◆ **RECORD LIST**
<<<<
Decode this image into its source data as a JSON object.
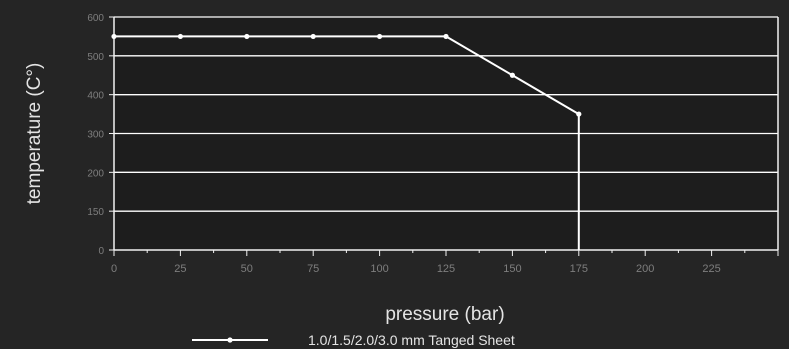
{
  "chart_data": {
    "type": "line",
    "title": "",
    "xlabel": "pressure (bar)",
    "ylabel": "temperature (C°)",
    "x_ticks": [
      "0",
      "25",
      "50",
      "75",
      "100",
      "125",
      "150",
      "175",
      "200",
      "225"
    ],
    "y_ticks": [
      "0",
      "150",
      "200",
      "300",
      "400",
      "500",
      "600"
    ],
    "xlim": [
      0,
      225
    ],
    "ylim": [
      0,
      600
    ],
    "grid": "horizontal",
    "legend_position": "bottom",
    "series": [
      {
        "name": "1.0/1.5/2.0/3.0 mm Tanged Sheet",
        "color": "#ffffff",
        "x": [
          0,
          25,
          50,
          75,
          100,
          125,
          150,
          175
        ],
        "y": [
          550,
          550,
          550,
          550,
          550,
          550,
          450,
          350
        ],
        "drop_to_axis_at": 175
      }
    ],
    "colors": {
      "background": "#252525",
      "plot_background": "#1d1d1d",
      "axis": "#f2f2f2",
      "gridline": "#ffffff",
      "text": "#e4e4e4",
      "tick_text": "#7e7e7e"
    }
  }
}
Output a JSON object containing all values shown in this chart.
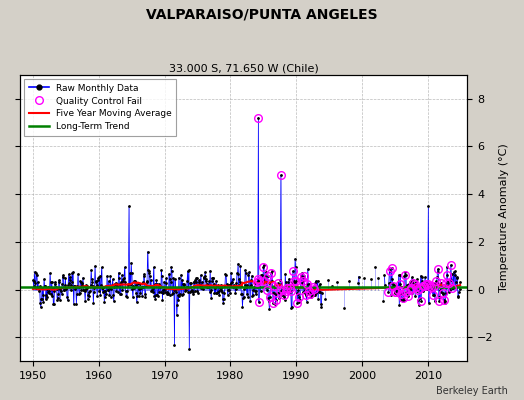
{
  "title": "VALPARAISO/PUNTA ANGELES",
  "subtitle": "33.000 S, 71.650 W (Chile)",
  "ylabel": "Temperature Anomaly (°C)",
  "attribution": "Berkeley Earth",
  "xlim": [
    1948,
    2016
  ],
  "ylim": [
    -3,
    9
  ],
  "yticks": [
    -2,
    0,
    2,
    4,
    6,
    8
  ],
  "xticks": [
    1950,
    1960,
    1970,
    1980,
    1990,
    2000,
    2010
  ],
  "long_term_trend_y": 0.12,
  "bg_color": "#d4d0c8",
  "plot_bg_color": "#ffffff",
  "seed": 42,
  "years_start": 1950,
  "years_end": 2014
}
>>>>
◆ **STATED GOAL**
From the material given, work out how many lines hold the string "ylabel"; state that number and nothing further.

◆ **FULL SOLUTION**
2